**AVAILABLE RECORDS:**

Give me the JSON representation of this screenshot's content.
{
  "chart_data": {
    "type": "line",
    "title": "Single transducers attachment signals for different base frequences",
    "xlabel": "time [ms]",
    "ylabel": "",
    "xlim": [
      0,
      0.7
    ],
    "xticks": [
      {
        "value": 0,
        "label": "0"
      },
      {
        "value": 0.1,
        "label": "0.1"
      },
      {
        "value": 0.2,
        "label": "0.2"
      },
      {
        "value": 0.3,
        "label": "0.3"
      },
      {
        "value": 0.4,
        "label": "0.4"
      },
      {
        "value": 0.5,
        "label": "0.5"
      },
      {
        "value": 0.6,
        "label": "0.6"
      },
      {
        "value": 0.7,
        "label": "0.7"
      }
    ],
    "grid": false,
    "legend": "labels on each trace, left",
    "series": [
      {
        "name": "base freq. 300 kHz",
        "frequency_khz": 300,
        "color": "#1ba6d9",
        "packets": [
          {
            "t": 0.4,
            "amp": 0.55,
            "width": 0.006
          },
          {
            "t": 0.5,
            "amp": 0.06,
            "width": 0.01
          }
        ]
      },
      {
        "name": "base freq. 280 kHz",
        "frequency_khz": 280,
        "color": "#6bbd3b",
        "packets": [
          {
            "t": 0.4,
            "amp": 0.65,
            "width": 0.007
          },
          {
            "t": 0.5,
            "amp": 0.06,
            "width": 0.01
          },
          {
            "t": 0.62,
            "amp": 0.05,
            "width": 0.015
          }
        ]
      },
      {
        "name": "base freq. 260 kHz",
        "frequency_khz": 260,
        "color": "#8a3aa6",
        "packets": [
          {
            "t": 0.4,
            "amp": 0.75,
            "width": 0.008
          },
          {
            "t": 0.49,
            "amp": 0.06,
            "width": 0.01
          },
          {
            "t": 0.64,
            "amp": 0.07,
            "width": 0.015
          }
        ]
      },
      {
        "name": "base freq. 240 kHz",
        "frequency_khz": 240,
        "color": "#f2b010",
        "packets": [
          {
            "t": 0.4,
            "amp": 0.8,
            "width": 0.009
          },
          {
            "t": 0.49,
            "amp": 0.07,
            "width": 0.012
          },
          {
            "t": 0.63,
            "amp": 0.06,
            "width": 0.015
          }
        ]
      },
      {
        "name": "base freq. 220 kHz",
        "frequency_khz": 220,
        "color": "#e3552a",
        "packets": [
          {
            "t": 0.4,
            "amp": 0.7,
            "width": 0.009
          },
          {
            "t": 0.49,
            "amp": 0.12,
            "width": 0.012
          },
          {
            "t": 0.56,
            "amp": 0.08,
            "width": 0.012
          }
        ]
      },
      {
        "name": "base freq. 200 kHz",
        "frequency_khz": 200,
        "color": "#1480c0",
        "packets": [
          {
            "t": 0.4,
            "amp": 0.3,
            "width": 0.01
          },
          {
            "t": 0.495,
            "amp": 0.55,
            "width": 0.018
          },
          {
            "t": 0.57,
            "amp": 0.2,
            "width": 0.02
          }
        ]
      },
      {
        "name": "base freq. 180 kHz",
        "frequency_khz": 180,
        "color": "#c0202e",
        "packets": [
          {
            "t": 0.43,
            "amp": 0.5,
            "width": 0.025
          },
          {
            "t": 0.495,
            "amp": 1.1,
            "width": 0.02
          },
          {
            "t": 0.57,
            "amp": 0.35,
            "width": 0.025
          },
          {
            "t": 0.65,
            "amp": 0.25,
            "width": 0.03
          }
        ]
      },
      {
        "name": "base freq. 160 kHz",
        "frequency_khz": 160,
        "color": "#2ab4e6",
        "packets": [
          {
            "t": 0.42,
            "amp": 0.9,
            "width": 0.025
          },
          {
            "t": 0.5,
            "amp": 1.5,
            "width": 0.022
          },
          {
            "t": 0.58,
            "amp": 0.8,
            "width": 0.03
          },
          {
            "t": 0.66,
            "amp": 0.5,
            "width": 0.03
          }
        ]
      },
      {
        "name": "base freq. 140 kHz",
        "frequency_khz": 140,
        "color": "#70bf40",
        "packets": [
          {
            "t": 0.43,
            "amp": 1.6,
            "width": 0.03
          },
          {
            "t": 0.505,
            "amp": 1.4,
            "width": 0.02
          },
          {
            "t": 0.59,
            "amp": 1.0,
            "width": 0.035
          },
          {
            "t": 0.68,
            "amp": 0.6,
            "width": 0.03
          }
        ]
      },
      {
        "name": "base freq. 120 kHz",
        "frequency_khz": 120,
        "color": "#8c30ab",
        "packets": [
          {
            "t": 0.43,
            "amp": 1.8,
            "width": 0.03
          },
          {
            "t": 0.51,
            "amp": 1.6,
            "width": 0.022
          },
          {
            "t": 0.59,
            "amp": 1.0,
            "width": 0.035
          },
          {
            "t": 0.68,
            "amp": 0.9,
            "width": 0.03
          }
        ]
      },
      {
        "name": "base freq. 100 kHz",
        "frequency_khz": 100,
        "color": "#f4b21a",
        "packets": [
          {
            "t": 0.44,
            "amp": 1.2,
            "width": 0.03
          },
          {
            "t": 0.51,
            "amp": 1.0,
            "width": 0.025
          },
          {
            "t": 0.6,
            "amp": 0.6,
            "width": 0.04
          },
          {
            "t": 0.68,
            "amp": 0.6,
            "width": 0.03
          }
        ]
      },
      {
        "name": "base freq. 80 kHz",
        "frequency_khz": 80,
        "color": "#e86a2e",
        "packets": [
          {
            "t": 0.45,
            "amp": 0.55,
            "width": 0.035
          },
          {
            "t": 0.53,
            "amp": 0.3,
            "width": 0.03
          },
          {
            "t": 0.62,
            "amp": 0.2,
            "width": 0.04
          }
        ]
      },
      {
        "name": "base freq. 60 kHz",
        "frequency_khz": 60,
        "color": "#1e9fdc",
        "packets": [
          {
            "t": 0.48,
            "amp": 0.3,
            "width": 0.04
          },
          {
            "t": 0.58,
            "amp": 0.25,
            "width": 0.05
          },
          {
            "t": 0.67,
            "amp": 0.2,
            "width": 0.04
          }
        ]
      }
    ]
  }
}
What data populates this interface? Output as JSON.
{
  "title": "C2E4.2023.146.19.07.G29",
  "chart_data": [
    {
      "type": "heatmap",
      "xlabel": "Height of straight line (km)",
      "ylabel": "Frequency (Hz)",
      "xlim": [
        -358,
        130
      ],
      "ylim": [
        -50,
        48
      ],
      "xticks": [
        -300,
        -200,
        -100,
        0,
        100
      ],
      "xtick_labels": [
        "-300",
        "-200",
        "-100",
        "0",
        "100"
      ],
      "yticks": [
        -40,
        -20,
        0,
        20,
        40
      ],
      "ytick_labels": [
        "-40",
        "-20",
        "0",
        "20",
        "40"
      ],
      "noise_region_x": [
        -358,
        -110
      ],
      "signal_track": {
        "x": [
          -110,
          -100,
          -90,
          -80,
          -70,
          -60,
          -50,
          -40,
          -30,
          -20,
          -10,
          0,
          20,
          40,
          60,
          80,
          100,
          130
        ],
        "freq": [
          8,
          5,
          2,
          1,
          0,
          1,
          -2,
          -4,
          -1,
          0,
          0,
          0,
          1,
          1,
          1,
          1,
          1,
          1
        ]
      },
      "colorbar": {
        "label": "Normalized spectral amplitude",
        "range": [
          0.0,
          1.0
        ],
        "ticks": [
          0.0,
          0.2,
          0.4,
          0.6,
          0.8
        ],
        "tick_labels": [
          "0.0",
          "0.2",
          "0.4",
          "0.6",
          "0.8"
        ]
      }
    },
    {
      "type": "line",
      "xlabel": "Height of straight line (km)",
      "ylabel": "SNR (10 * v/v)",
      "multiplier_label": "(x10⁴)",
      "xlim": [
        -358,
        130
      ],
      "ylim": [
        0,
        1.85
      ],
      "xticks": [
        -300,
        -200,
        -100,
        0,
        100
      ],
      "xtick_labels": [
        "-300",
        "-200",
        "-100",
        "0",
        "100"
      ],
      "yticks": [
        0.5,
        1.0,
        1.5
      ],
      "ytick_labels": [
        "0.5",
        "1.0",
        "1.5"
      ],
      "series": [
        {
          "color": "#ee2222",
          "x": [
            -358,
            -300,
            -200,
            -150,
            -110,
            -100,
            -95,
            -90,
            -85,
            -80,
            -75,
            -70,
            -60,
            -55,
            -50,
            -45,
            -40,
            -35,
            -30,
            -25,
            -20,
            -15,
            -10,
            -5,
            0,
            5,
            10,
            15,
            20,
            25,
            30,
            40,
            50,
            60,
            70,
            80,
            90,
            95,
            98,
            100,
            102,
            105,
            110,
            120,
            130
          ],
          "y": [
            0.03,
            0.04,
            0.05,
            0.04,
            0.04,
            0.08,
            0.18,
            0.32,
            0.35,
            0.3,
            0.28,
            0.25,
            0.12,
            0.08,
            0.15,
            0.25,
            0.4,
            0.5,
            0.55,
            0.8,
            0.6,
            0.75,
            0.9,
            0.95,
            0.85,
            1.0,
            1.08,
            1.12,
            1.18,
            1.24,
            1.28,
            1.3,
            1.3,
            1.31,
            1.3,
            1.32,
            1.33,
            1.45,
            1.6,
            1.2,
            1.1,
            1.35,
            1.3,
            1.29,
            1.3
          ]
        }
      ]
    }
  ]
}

**EXERCISE GOAL:**
Look through the entries above; copy every line holding the string "title".

**TASK OUTPUT:**
    "title": "Single transducers attachment signals for different base frequences",
  "title": "C2E4.2023.146.19.07.G29",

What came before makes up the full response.